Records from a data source
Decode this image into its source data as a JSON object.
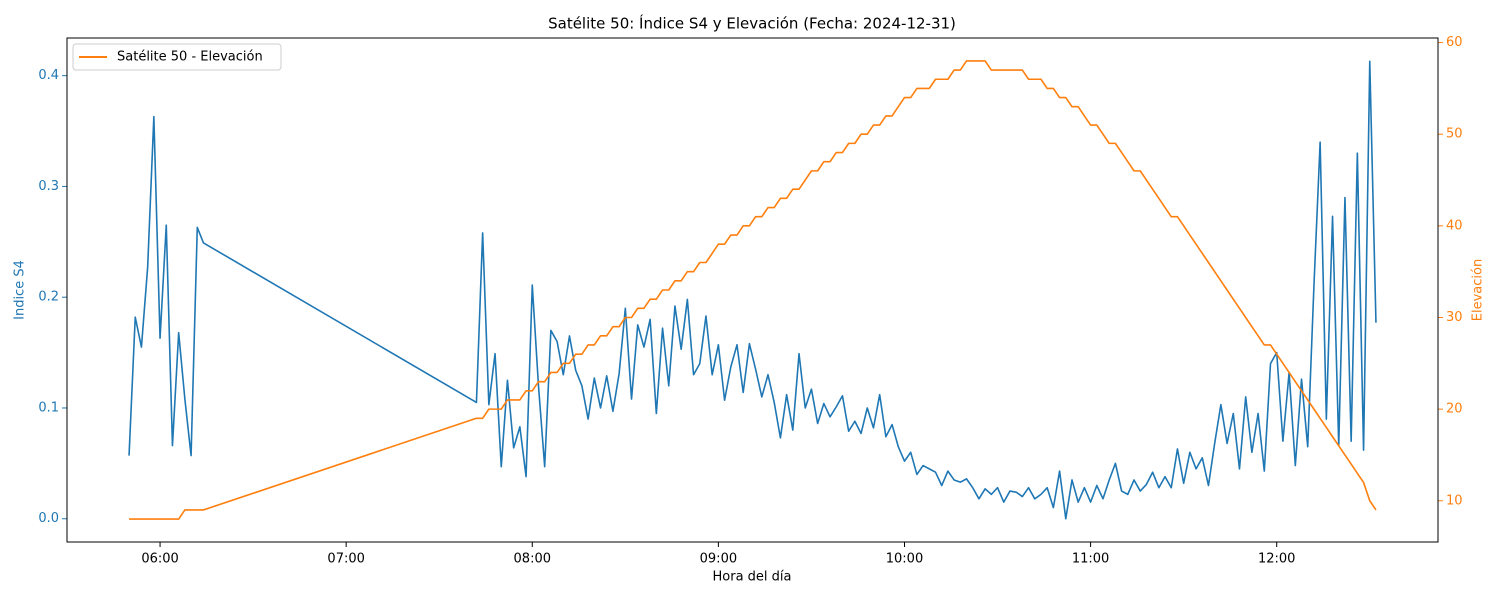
{
  "chart_data": {
    "type": "line",
    "title": "Satélite 50: Índice S4 y Elevación (Fecha: 2024-12-31)",
    "x_label": "Hora del día",
    "y_label": "Indice S4",
    "y2_label": "Elevación",
    "legend": "upper left",
    "x": [
      "05:50",
      "05:52",
      "05:54",
      "05:56",
      "05:58",
      "06:00",
      "06:02",
      "06:04",
      "06:06",
      "06:08",
      "06:10",
      "06:12",
      "06:14",
      "07:42",
      "07:44",
      "07:46",
      "07:48",
      "07:50",
      "07:52",
      "07:54",
      "07:56",
      "07:58",
      "08:00",
      "08:02",
      "08:04",
      "08:06",
      "08:08",
      "08:10",
      "08:12",
      "08:14",
      "08:16",
      "08:18",
      "08:20",
      "08:22",
      "08:24",
      "08:26",
      "08:28",
      "08:30",
      "08:32",
      "08:34",
      "08:36",
      "08:38",
      "08:40",
      "08:42",
      "08:44",
      "08:46",
      "08:48",
      "08:50",
      "08:52",
      "08:54",
      "08:56",
      "08:58",
      "09:00",
      "09:02",
      "09:04",
      "09:06",
      "09:08",
      "09:10",
      "09:12",
      "09:14",
      "09:16",
      "09:18",
      "09:20",
      "09:22",
      "09:24",
      "09:26",
      "09:28",
      "09:30",
      "09:32",
      "09:34",
      "09:36",
      "09:38",
      "09:40",
      "09:42",
      "09:44",
      "09:46",
      "09:48",
      "09:50",
      "09:52",
      "09:54",
      "09:56",
      "09:58",
      "10:00",
      "10:02",
      "10:04",
      "10:06",
      "10:08",
      "10:10",
      "10:12",
      "10:14",
      "10:16",
      "10:18",
      "10:20",
      "10:22",
      "10:24",
      "10:26",
      "10:28",
      "10:30",
      "10:32",
      "10:34",
      "10:36",
      "10:38",
      "10:40",
      "10:42",
      "10:44",
      "10:46",
      "10:48",
      "10:50",
      "10:52",
      "10:54",
      "10:56",
      "10:58",
      "11:00",
      "11:02",
      "11:04",
      "11:06",
      "11:08",
      "11:10",
      "11:12",
      "11:14",
      "11:16",
      "11:18",
      "11:20",
      "11:22",
      "11:24",
      "11:26",
      "11:28",
      "11:30",
      "11:32",
      "11:34",
      "11:36",
      "11:38",
      "11:40",
      "11:42",
      "11:44",
      "11:46",
      "11:48",
      "11:50",
      "11:52",
      "11:54",
      "11:56",
      "11:58",
      "12:00",
      "12:02",
      "12:04",
      "12:06",
      "12:08",
      "12:10",
      "12:12",
      "12:14",
      "12:16",
      "12:18",
      "12:20",
      "12:22",
      "12:24",
      "12:26",
      "12:28",
      "12:30",
      "12:32"
    ],
    "series": [
      {
        "color": "#1f77b4",
        "axis": "y",
        "values": [
          0.057,
          0.182,
          0.155,
          0.227,
          0.363,
          0.163,
          0.265,
          0.066,
          0.168,
          0.108,
          0.057,
          0.263,
          0.249,
          0.105,
          0.258,
          0.103,
          0.149,
          0.047,
          0.125,
          0.064,
          0.083,
          0.038,
          0.211,
          0.12,
          0.047,
          0.17,
          0.16,
          0.13,
          0.165,
          0.134,
          0.12,
          0.09,
          0.127,
          0.1,
          0.129,
          0.097,
          0.131,
          0.19,
          0.108,
          0.175,
          0.155,
          0.18,
          0.095,
          0.172,
          0.12,
          0.192,
          0.153,
          0.198,
          0.13,
          0.14,
          0.183,
          0.13,
          0.157,
          0.107,
          0.137,
          0.157,
          0.114,
          0.158,
          0.135,
          0.11,
          0.13,
          0.105,
          0.073,
          0.112,
          0.08,
          0.149,
          0.1,
          0.117,
          0.086,
          0.104,
          0.092,
          0.101,
          0.111,
          0.079,
          0.088,
          0.077,
          0.1,
          0.082,
          0.112,
          0.074,
          0.085,
          0.065,
          0.052,
          0.06,
          0.04,
          0.048,
          0.045,
          0.042,
          0.03,
          0.043,
          0.035,
          0.033,
          0.036,
          0.028,
          0.018,
          0.027,
          0.022,
          0.028,
          0.015,
          0.025,
          0.024,
          0.02,
          0.028,
          0.018,
          0.022,
          0.028,
          0.01,
          0.043,
          0,
          0.035,
          0.015,
          0.028,
          0.015,
          0.03,
          0.018,
          0.035,
          0.05,
          0.025,
          0.022,
          0.035,
          0.025,
          0.031,
          0.042,
          0.028,
          0.038,
          0.028,
          0.063,
          0.032,
          0.06,
          0.045,
          0.055,
          0.03,
          0.068,
          0.103,
          0.068,
          0.095,
          0.045,
          0.11,
          0.06,
          0.095,
          0.043,
          0.14,
          0.15,
          0.07,
          0.132,
          0.048,
          0.126,
          0.065,
          0.21,
          0.34,
          0.09,
          0.273,
          0.066,
          0.29,
          0.07,
          0.33,
          0.062,
          0.413,
          0.177
        ]
      },
      {
        "name": "Satélite 50 - Elevación",
        "color": "#ff7f0e",
        "axis": "y2",
        "values": [
          8,
          8,
          8,
          8,
          8,
          8,
          8,
          8,
          8,
          9,
          9,
          9,
          9,
          19,
          19,
          20,
          20,
          20,
          21,
          21,
          21,
          22,
          22,
          23,
          23,
          24,
          24,
          25,
          25,
          26,
          26,
          27,
          27,
          28,
          28,
          29,
          29,
          30,
          30,
          31,
          31,
          32,
          32,
          33,
          33,
          34,
          34,
          35,
          35,
          36,
          36,
          37,
          38,
          38,
          39,
          39,
          40,
          40,
          41,
          41,
          42,
          42,
          43,
          43,
          44,
          44,
          45,
          46,
          46,
          47,
          47,
          48,
          48,
          49,
          49,
          50,
          50,
          51,
          51,
          52,
          52,
          53,
          54,
          54,
          55,
          55,
          55,
          56,
          56,
          56,
          57,
          57,
          58,
          58,
          58,
          58,
          57,
          57,
          57,
          57,
          57,
          57,
          56,
          56,
          56,
          55,
          55,
          54,
          54,
          53,
          53,
          52,
          51,
          51,
          50,
          49,
          49,
          48,
          47,
          46,
          46,
          45,
          44,
          43,
          42,
          41,
          41,
          40,
          39,
          38,
          37,
          36,
          35,
          34,
          33,
          32,
          31,
          30,
          29,
          28,
          27,
          27,
          26,
          25,
          24,
          23,
          22,
          21,
          20,
          19,
          18,
          17,
          16,
          15,
          14,
          13,
          12,
          10,
          9
        ]
      }
    ],
    "xlim": [
      "05:30",
      "12:52"
    ],
    "xticks": [
      "06:00",
      "07:00",
      "08:00",
      "09:00",
      "10:00",
      "11:00",
      "12:00"
    ],
    "ylim": [
      -0.021,
      0.434
    ],
    "yticks": [
      {
        "value": 0,
        "label": "0.0"
      },
      0.1,
      0.2,
      0.3,
      0.4
    ],
    "y2lim": [
      5.5,
      60.5
    ],
    "y2ticks": [
      10,
      20,
      30,
      40,
      50,
      60
    ]
  }
}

» **TASK DETAILS**: Give the number of lines where the string "Elevación" occurs, without any further text.

» **SOLUTION FOR THIS PROBLEM**: 3